Data items:
--------------------------------

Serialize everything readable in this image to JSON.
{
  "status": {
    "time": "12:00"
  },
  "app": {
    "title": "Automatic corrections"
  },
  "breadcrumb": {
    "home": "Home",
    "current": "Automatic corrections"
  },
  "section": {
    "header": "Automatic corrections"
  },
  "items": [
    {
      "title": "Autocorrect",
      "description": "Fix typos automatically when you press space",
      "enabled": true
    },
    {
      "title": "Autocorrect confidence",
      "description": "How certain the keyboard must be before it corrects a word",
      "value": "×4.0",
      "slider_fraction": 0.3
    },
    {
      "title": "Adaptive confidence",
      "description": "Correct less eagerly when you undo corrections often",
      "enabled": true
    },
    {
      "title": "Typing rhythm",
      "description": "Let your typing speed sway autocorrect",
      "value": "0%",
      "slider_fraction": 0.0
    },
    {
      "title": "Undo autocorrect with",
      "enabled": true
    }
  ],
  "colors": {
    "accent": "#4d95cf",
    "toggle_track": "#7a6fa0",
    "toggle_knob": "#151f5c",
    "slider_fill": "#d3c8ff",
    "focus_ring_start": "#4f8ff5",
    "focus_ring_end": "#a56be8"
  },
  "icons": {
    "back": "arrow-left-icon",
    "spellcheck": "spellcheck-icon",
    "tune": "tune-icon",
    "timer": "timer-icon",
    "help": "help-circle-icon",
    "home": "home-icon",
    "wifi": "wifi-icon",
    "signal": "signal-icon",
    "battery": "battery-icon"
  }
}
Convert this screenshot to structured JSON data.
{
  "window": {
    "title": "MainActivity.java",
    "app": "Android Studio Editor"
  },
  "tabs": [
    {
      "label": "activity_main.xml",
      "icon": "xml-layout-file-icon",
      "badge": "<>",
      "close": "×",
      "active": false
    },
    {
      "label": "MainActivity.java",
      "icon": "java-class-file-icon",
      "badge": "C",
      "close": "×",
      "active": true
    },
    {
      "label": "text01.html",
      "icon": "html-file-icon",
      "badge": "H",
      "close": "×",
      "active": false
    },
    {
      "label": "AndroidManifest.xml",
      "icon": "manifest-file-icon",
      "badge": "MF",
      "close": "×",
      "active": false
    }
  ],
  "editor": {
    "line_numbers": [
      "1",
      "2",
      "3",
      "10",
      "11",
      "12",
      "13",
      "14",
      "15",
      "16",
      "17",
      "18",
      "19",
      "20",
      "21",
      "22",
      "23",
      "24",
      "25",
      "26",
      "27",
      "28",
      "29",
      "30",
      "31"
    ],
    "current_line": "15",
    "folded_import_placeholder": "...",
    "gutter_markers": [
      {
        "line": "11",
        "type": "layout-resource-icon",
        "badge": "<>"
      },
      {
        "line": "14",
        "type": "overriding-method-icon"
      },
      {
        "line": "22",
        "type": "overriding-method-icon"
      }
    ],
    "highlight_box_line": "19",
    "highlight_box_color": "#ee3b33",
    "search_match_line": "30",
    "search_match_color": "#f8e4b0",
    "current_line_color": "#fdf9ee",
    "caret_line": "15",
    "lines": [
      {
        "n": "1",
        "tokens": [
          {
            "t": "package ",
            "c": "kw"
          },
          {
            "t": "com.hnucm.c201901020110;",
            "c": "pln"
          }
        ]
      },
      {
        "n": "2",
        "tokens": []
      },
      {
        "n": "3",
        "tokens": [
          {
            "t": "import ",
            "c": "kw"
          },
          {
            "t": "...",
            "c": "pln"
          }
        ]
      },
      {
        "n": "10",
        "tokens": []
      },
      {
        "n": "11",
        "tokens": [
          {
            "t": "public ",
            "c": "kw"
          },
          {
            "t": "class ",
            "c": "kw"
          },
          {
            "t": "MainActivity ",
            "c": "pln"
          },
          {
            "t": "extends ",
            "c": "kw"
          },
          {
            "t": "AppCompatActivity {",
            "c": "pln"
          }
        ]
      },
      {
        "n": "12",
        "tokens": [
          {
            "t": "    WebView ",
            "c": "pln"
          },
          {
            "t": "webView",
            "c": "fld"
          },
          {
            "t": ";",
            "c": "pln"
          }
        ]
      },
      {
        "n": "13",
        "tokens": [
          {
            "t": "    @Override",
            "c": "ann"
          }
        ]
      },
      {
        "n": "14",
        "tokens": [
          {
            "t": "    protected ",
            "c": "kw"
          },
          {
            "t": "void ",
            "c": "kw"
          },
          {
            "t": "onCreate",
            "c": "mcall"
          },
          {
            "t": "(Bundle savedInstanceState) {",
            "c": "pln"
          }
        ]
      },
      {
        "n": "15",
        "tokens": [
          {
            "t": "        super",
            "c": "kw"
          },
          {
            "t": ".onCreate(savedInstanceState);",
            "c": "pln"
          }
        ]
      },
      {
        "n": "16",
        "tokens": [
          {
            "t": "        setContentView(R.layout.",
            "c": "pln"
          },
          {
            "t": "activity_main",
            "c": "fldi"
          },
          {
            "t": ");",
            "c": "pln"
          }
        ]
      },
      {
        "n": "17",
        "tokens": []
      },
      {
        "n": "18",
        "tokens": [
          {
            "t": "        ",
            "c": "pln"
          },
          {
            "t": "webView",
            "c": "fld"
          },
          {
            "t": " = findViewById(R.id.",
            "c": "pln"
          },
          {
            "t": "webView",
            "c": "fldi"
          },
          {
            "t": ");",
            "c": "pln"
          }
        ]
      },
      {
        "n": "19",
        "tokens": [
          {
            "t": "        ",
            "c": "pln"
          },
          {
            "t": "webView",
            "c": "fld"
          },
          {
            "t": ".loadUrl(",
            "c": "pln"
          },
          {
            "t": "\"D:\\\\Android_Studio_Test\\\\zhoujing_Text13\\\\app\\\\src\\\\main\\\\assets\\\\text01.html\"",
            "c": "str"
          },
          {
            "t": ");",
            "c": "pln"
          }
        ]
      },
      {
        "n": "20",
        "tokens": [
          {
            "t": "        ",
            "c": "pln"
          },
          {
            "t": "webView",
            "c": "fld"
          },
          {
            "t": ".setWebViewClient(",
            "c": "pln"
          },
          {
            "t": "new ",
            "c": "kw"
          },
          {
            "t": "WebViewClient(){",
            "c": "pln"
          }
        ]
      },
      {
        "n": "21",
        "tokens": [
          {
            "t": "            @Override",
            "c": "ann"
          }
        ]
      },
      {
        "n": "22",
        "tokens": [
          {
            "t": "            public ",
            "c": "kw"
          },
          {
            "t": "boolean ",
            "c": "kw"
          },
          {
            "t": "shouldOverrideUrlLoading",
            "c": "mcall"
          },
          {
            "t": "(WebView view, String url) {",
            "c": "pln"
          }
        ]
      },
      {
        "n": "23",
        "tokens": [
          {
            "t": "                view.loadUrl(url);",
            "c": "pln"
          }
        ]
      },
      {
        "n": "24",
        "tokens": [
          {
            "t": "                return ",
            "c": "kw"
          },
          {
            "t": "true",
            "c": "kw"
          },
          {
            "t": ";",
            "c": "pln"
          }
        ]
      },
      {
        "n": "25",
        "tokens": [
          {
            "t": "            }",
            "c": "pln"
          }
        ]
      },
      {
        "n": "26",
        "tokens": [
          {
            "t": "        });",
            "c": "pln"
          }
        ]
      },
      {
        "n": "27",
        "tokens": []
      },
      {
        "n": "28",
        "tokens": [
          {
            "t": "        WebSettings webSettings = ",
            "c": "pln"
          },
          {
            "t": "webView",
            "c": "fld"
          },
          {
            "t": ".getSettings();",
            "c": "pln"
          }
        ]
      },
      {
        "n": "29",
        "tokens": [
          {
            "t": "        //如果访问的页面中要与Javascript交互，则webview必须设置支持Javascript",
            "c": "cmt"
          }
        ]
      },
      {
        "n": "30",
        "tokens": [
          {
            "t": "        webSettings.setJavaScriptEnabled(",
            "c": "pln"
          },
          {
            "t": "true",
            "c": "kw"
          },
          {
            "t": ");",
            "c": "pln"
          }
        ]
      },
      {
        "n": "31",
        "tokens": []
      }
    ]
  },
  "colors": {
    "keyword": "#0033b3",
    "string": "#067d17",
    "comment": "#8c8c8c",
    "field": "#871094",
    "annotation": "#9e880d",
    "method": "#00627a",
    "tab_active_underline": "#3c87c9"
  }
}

--------------------------------

Count the lines in the entries above that include the string "onCreate", then give only that figure.

2